_Exercise task 1_
Swap "Reorder" for "Shuffle" in the entries, covering everything from the first line of the entries down to the line containing "row-divider (1125, 351, 1126, 377)", and give those lines back with nothing else altered.

_Document_
It is not unusual to look up from scrolling through Instagram on my phone to see most other people in the train carriage on my daily commute doing the same – glued to their phones on one of the popular social media sites.

But using social media in a personal capacity is often quite different from using it to represent our professional side.

Some financial advisers have been developing their social media presence for a few years now and have built up a number of followers, connections or friends.

Others are yet to dip a toe into the social media platforms they have no doubt heard of but may be wondering how effective they really are when it comes to helping to grow their business.

“Social media is growing in importance in terms of an effective – and efficient – communication channel,” acknowledges Stuart Wilson, channel marketing director at more 2 life. 

“For example, the fastest growing cohort of Facebook users in the UK are aged 55 plus and there are now 6.4 million people of this age in the UK who regularly use Facebook.”

He suggests: “Although every social media platform has its own distinct ‘personality’ and idiosyncrasies – and certainly some are dominated by a much a younger user base (Instagram, for example) – advisers who are not engaging with clients and prospects via social media could be missing out on developing closer ties, as well as new business opportunities.”

Digital contact

Establishing and developing a presence on social media works both ways – advisers benefit from promoting their skills and awareness of their business or brand.

Meanwhile, advisers’ clients and prospective clients may want to engage in financial issues on platforms such as Twitter and LinkedIn.

As Mark McKenna, head of global marketing at Putnam Investments, notes: “Clients have an expectation that they’re going to be contacted more digitally, and they want to consume content more digitally, and these advisers want to grow these businesses.”

Intelliflo's 2018 social media survey, conducted among 379 users of its Intelligent Office, reveals that asked why their company gets involved in social media, the top answer (56 per cent) was ‘to be seen to be keeping up with modern communications systems’, with last year’s top answer, ‘to attract new clients’, in second place.

Intelliflo reports other reasons in order of rank include:

  • To keep up to date with financial news and events - 43 per cent, down from 44 per cent in 2017.
  • To communicate with existing clients - 41 per cent, down from 46 per cent in 2017.
  • To help with search engine optimisation - 39 per cent compared to 43 per cent in 2017.
  • To see what competitors are doing - 16 per cent, up from 12 per cent in 2017.
  • Not sure, seems like we should be doing something - 9 per cent said, compared to 10 per cent in 2017.

_Entries provided_
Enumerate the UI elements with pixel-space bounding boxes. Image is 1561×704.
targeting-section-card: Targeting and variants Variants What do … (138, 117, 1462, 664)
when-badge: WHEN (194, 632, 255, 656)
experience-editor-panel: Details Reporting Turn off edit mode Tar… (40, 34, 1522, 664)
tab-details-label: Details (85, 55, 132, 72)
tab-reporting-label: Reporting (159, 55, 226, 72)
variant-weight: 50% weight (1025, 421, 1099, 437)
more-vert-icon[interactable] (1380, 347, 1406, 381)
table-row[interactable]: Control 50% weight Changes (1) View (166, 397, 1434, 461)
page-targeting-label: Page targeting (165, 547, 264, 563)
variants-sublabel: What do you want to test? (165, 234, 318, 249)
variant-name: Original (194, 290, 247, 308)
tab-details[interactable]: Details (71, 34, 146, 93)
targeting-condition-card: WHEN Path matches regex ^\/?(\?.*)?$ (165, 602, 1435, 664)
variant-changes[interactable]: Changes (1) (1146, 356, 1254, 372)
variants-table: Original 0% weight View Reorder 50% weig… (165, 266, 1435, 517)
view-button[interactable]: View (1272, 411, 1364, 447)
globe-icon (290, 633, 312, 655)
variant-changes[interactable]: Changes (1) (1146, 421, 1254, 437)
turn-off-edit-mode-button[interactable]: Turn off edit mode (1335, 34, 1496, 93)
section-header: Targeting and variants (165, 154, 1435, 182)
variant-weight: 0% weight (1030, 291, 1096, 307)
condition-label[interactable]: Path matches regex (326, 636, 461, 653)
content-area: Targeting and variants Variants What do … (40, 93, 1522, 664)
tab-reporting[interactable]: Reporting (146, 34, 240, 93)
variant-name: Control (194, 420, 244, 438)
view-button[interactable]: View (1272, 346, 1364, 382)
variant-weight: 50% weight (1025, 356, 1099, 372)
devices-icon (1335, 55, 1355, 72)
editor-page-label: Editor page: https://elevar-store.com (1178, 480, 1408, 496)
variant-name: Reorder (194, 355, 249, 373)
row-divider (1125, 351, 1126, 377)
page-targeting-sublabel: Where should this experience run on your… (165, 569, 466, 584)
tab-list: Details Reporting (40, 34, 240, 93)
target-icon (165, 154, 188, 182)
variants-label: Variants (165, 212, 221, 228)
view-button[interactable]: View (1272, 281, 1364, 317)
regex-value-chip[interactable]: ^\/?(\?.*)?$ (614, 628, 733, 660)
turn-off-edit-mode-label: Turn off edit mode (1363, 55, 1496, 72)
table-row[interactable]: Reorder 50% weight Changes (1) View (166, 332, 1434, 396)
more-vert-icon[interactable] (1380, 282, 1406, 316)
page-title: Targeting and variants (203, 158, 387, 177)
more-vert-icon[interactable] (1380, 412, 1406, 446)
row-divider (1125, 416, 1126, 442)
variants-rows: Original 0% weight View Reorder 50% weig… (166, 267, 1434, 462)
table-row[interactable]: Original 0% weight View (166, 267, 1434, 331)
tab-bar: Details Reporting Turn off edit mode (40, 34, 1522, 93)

_Exercise task 2_
Return everything in the article on advisers and social media from "It is not unusual to" down to "social media sites.", copied word for word.

_Response 1_
Enumerate the UI elements with pixel-space bounding boxes. Image is 1561×704.
targeting-section-card: Targeting and variants Variants What do … (138, 117, 1462, 664)
when-badge: WHEN (194, 632, 255, 656)
experience-editor-panel: Details Reporting Turn off edit mode Tar… (40, 34, 1522, 664)
tab-details-label: Details (85, 55, 132, 72)
tab-reporting-label: Reporting (159, 55, 226, 72)
variant-weight: 50% weight (1025, 421, 1099, 437)
more-vert-icon[interactable] (1380, 347, 1406, 381)
table-row[interactable]: Control 50% weight Changes (1) View (166, 397, 1434, 461)
page-targeting-label: Page targeting (165, 547, 264, 563)
variants-sublabel: What do you want to test? (165, 234, 318, 249)
variant-name: Original (194, 290, 247, 308)
tab-details[interactable]: Details (71, 34, 146, 93)
targeting-condition-card: WHEN Path matches regex ^\/?(\?.*)?$ (165, 602, 1435, 664)
variant-changes[interactable]: Changes (1) (1146, 356, 1254, 372)
variants-table: Original 0% weight View Shuffle 50% weig… (165, 266, 1435, 517)
view-button[interactable]: View (1272, 411, 1364, 447)
globe-icon (290, 633, 312, 655)
variant-changes[interactable]: Changes (1) (1146, 421, 1254, 437)
turn-off-edit-mode-button[interactable]: Turn off edit mode (1335, 34, 1496, 93)
section-header: Targeting and variants (165, 154, 1435, 182)
variant-weight: 0% weight (1030, 291, 1096, 307)
condition-label[interactable]: Path matches regex (326, 636, 461, 653)
content-area: Targeting and variants Variants What do … (40, 93, 1522, 664)
tab-reporting[interactable]: Reporting (146, 34, 240, 93)
variant-name: Control (194, 420, 244, 438)
view-button[interactable]: View (1272, 346, 1364, 382)
variant-weight: 50% weight (1025, 356, 1099, 372)
devices-icon (1335, 55, 1355, 72)
editor-page-label: Editor page: https://elevar-store.com (1178, 480, 1408, 496)
variant-name: Shuffle (194, 355, 249, 373)
row-divider (1125, 351, 1126, 377)

_Response 2_
It is not unusual to look up from scrolling through Instagram on my phone to see most other people in the train carriage on my daily commute doing the same – glued to their phones on one of the popular social media sites.